- WRITTEN REQUEST 1 -
Reproduce the passage on nonresponse adjustment between "Adjusting to the" and "make that adjustment.", inclusive.
- WRITTEN REQUEST 2 -
In the passage on nonresponse adjustment, what bias does the Mode Bias Factor attempt to correct?

┌─ SOURCE EXTRACT

This is related to "raking ratio adjustment." Note that after applying the adjustment NIF₂, the agreement by tract produced by NIF₁ is no longer perfect. A complete application of "raking" would repeat the NIF₁ calculation with the NIF₂ factor included, then redo the NIF₂ calculation with the new NIF₁ factor, and iterate these calculations until there was perfect agreement for both month and tract. Because of the low nonresponse rates, we judged that this iterative process was not worthwhile, so only "one rake" was used.

Adjusting to the margins in this way corrects for overall differences in nonresponse rates by month and overall differences by tract, but it does not take into account differences in monthly noninterview rates by tract. There are too few cases in some tracts in some months to make that adjustment.

5. The Mode Bias Factor (MBF). This factor is an attempt to correct for bias resulting from not taking the mode of interview into account in calculating the NIF. The concern is that there are known to be systematic differences between households that return census mail forms and those that do not (Love, et al, 1995). Since almost all ACS noninterviews are among the group that did not return a completed mail form, but the NIF is applied to all interviewed addresses, there may be some "mode-related" nonresponse bias that NIF does not compensate for.

└─
┌─ SUPPLIED ENTRIES

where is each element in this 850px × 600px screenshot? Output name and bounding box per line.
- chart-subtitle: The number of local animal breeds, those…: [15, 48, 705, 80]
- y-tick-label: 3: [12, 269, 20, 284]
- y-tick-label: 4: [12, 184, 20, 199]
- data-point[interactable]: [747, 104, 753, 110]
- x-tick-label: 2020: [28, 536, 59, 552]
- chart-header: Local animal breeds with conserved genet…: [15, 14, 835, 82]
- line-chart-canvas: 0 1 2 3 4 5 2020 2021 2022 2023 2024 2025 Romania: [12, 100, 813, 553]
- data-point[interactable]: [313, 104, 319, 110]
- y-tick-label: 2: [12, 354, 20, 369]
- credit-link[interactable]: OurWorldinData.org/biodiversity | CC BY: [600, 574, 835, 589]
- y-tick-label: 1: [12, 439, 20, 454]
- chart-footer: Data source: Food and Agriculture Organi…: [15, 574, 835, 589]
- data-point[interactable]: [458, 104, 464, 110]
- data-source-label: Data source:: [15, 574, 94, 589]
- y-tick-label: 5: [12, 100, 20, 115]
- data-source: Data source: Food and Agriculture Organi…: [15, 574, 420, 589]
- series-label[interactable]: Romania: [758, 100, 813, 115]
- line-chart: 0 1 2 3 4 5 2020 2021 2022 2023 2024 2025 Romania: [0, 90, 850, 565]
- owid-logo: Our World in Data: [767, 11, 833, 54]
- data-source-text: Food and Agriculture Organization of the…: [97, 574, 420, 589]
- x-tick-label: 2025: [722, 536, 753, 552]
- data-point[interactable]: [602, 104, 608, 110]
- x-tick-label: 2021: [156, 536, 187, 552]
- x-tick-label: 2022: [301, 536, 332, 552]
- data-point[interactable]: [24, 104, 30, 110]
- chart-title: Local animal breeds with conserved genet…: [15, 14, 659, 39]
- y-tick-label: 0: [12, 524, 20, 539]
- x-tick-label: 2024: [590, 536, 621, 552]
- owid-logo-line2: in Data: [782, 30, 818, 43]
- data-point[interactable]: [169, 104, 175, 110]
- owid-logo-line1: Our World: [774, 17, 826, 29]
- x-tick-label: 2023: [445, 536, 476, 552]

└─

- WORKED SOLUTION 1 -
Adjusting to the margins in this way corrects for overall differences in nonresponse rates by month and overall differences by tract, but it does not take into account differences in monthly noninterview rates by tract. There are too few cases in some tracts in some months to make that adjustment.

- WORKED SOLUTION 2 -
Bias that results from not taking the mode of interview into account when calculating the NIF.